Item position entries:

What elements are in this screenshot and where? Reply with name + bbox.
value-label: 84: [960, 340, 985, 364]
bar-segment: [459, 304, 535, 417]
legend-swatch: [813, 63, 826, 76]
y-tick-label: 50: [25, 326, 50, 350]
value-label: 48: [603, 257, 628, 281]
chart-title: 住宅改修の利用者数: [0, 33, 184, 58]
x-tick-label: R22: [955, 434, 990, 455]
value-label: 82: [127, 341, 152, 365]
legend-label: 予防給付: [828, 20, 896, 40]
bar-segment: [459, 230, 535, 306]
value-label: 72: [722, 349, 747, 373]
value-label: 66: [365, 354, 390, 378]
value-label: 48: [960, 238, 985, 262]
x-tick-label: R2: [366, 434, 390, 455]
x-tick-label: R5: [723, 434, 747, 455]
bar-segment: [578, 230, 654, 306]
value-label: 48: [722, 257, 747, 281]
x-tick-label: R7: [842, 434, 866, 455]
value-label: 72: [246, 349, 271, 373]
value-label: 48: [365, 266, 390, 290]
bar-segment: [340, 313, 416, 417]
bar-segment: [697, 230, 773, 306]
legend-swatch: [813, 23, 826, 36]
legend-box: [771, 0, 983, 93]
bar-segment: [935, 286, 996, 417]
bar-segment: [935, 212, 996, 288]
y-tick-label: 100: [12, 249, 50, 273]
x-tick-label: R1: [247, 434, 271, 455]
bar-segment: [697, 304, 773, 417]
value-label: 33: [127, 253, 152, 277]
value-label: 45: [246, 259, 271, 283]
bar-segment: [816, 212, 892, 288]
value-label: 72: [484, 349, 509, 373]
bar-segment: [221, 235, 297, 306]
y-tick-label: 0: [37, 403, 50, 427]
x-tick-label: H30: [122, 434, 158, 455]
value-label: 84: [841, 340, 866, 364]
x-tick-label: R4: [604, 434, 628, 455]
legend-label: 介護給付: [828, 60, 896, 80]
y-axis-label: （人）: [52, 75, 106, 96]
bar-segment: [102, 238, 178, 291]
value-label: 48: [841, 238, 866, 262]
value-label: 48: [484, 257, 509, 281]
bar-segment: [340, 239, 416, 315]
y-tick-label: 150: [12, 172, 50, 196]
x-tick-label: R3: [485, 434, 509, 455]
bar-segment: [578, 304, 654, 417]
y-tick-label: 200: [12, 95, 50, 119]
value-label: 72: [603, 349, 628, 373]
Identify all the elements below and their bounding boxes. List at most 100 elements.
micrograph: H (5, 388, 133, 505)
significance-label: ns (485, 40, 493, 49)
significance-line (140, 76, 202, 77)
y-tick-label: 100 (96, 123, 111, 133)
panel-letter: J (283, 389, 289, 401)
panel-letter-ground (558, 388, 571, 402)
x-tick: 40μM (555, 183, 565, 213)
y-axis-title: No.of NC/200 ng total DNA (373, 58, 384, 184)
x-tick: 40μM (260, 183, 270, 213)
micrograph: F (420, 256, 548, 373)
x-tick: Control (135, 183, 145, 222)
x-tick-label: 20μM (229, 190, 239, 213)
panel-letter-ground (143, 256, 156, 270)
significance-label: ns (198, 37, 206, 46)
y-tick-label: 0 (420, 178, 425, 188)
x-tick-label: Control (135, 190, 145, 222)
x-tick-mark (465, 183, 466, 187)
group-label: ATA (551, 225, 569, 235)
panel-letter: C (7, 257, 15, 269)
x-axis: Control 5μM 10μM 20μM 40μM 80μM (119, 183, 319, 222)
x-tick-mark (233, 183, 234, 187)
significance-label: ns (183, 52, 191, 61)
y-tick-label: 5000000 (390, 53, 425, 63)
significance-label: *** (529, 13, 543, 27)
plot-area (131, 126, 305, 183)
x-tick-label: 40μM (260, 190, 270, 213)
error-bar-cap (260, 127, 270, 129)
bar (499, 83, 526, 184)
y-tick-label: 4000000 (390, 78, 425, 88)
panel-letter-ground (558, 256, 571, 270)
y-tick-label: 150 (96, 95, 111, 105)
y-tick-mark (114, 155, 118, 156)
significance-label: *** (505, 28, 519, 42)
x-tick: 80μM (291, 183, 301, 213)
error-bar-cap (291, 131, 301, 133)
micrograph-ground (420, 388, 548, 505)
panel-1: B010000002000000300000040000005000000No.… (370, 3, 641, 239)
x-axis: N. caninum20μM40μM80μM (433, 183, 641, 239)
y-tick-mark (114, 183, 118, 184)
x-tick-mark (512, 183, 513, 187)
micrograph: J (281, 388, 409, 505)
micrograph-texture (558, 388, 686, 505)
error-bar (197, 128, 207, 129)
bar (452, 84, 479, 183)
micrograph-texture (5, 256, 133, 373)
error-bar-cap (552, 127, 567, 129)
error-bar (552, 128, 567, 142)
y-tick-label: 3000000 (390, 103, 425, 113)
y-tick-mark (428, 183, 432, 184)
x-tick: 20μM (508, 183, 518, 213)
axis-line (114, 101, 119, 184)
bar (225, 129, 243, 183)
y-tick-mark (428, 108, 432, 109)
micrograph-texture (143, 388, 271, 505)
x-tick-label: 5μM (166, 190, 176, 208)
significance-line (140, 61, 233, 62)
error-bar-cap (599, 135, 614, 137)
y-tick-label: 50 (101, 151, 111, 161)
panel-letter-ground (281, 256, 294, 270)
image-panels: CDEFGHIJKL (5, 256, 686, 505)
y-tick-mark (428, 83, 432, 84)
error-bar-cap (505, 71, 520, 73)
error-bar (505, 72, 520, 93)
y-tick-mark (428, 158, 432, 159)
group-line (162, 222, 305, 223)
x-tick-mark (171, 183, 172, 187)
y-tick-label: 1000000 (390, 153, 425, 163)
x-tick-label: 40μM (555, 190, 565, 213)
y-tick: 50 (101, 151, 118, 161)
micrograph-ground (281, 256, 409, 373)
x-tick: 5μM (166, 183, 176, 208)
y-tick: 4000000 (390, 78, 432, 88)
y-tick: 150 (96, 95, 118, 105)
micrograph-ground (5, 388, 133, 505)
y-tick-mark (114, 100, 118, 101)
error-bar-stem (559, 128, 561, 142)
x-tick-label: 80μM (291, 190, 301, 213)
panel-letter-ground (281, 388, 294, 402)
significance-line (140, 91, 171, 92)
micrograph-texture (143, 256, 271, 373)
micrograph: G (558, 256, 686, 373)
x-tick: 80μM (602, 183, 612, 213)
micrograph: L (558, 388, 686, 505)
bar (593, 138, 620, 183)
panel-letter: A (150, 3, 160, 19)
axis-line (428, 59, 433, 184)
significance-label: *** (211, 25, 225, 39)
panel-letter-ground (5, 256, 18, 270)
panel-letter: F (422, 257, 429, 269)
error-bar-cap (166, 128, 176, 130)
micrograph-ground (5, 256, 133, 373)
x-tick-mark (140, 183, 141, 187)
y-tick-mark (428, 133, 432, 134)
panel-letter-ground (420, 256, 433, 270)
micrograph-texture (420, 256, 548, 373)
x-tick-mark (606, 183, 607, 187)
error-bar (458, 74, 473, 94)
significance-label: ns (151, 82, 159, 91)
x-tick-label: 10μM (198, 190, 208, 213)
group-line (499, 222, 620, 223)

=== Stated goal ===
Update everything from the start of the material down to the line containing "y-axis-title: No.of NC/200" by replacing "legend-swatch" with "legend-key" and leaving all else unchanged.

=== Response ===
What elements are in this screenshot and where? Reply with name + bbox.
value-label: 84: [960, 340, 985, 364]
bar-segment: [459, 304, 535, 417]
legend-key: [813, 63, 826, 76]
y-tick-label: 50: [25, 326, 50, 350]
value-label: 48: [603, 257, 628, 281]
chart-title: 住宅改修の利用者数: [0, 33, 184, 58]
x-tick-label: R22: [955, 434, 990, 455]
value-label: 82: [127, 341, 152, 365]
legend-label: 予防給付: [828, 20, 896, 40]
bar-segment: [459, 230, 535, 306]
value-label: 72: [722, 349, 747, 373]
value-label: 66: [365, 354, 390, 378]
value-label: 48: [960, 238, 985, 262]
x-tick-label: R2: [366, 434, 390, 455]
x-tick-label: R5: [723, 434, 747, 455]
bar-segment: [578, 230, 654, 306]
value-label: 48: [722, 257, 747, 281]
x-tick-label: R7: [842, 434, 866, 455]
value-label: 72: [246, 349, 271, 373]
value-label: 48: [365, 266, 390, 290]
bar-segment: [340, 313, 416, 417]
bar-segment: [697, 230, 773, 306]
legend-key: [813, 23, 826, 36]
legend-box: [771, 0, 983, 93]
bar-segment: [935, 286, 996, 417]
bar-segment: [935, 212, 996, 288]
y-tick-label: 100: [12, 249, 50, 273]
x-tick-label: R1: [247, 434, 271, 455]
bar-segment: [697, 304, 773, 417]
value-label: 33: [127, 253, 152, 277]
value-label: 45: [246, 259, 271, 283]
bar-segment: [816, 212, 892, 288]
value-label: 72: [484, 349, 509, 373]
bar-segment: [221, 235, 297, 306]
y-tick-label: 0: [37, 403, 50, 427]
x-tick-label: H30: [122, 434, 158, 455]
value-label: 84: [841, 340, 866, 364]
x-tick-label: R4: [604, 434, 628, 455]
legend-label: 介護給付: [828, 60, 896, 80]
y-axis-label: （人）: [52, 75, 106, 96]
bar-segment: [102, 238, 178, 291]
value-label: 48: [841, 238, 866, 262]
value-label: 48: [484, 257, 509, 281]
bar-segment: [340, 239, 416, 315]
y-tick-label: 150: [12, 172, 50, 196]
x-tick-label: R3: [485, 434, 509, 455]
bar-segment: [578, 304, 654, 417]
y-tick-label: 200: [12, 95, 50, 119]
value-label: 72: [603, 349, 628, 373]
Identify all the elements below and their bounding boxes. List at most 100 elements.
micrograph: H (5, 388, 133, 505)
significance-label: ns (485, 40, 493, 49)
significance-line (140, 76, 202, 77)
y-tick-label: 100 (96, 123, 111, 133)
panel-letter: J (283, 389, 289, 401)
panel-letter-ground (558, 388, 571, 402)
x-tick: 40μM (555, 183, 565, 213)
y-axis-title: No.of NC/200 ng total DNA (373, 58, 384, 184)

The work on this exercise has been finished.